Goal of the exercise.
Copy out every line of the rows below without changing anything, but leave out the pictures.

[Element box rows]
□ □ □ □ □
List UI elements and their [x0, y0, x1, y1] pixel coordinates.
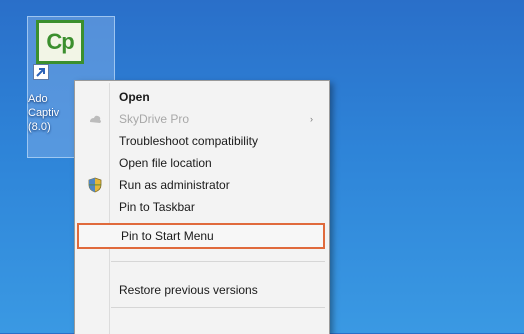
menu-item-label: Pin to Start Menu [121, 229, 214, 243]
menu-item-skydrive-pro[interactable]: SkyDrive Pro › [77, 108, 325, 130]
captivate-logo-icon[interactable]: Cp [36, 20, 84, 64]
menu-item-troubleshoot-compatibility[interactable]: Troubleshoot compatibility [77, 130, 325, 152]
menu-item-open-file-location[interactable]: Open file location [77, 152, 325, 174]
shield-icon [87, 177, 103, 193]
menu-item-label: Open file location [119, 156, 212, 170]
skydrive-icon [87, 111, 103, 127]
menu-item-restore-previous-versions[interactable]: Restore previous versions [77, 279, 325, 301]
desktop[interactable]: Cp Ado Captiv (8.0) Open SkyDrive Pro › … [0, 0, 524, 334]
desktop-shortcut-label[interactable]: Ado Captiv (8.0) [28, 92, 80, 134]
menu-item-open[interactable]: Open [77, 86, 325, 108]
menu-separator [111, 261, 325, 262]
menu-item-label: SkyDrive Pro [119, 112, 190, 126]
menu-item-pin-to-taskbar[interactable]: Pin to Taskbar [77, 196, 325, 218]
menu-item-run-as-administrator[interactable]: Run as administrator [77, 174, 325, 196]
submenu-arrow-icon: › [310, 114, 313, 124]
menu-item-label: Open [119, 90, 150, 104]
shortcut-arrow-icon [33, 64, 49, 80]
menu-item-label: Run as administrator [119, 178, 230, 192]
shortcut-label-line: (8.0) [28, 121, 51, 133]
shortcut-label-line: Ado [28, 93, 48, 105]
context-menu: Open SkyDrive Pro › Troubleshoot compati… [74, 80, 330, 334]
menu-item-label: Restore previous versions [119, 283, 258, 297]
menu-item-pin-to-start-menu[interactable]: Pin to Start Menu [77, 223, 325, 249]
menu-item-label: Troubleshoot compatibility [119, 134, 258, 148]
menu-separator [111, 307, 325, 308]
shortcut-label-line: Captiv [28, 107, 60, 119]
menu-item-label: Pin to Taskbar [119, 200, 195, 214]
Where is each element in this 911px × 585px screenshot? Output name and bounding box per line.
□ □ □ □ □
The completed task.
List UI elements and their [x0, y0, x1, y1] pixel coordinates.
menu-item-label: Pin to Start Menu [121, 229, 214, 243]
menu-item-skydrive-pro[interactable]: SkyDrive Pro › [77, 108, 325, 130]
captivate-logo-icon[interactable]: Cp [36, 20, 84, 64]
menu-item-troubleshoot-compatibility[interactable]: Troubleshoot compatibility [77, 130, 325, 152]
menu-item-open-file-location[interactable]: Open file location [77, 152, 325, 174]
shield-icon [87, 177, 103, 193]
menu-item-label: Open file location [119, 156, 212, 170]
skydrive-icon [87, 111, 103, 127]
menu-item-restore-previous-versions[interactable]: Restore previous versions [77, 279, 325, 301]
desktop[interactable]: Cp Ado Captiv (8.0) Open SkyDrive Pro › … [0, 0, 524, 334]
desktop-shortcut-label[interactable]: Ado Captiv (8.0) [28, 92, 80, 134]
menu-item-open[interactable]: Open [77, 86, 325, 108]
menu-separator [111, 261, 325, 262]
menu-item-label: SkyDrive Pro [119, 112, 190, 126]
menu-item-pin-to-taskbar[interactable]: Pin to Taskbar [77, 196, 325, 218]
menu-item-run-as-administrator[interactable]: Run as administrator [77, 174, 325, 196]
submenu-arrow-icon: › [310, 114, 313, 124]
menu-item-label: Open [119, 90, 150, 104]
shortcut-arrow-icon [33, 64, 49, 80]
menu-item-label: Run as administrator [119, 178, 230, 192]
shortcut-label-line: (8.0) [28, 121, 51, 133]
shortcut-label-line: Ado [28, 93, 48, 105]
context-menu: Open SkyDrive Pro › Troubleshoot compati… [74, 80, 330, 334]
menu-item-label: Restore previous versions [119, 283, 258, 297]
menu-item-pin-to-start-menu[interactable]: Pin to Start Menu [77, 223, 325, 249]
menu-item-label: Troubleshoot compatibility [119, 134, 258, 148]
menu-separator [111, 307, 325, 308]
shortcut-label-line: Captiv [28, 107, 60, 119]
menu-item-label: Pin to Taskbar [119, 200, 195, 214]
Where is each element in this 911px × 585px screenshot? Output name and bounding box per line.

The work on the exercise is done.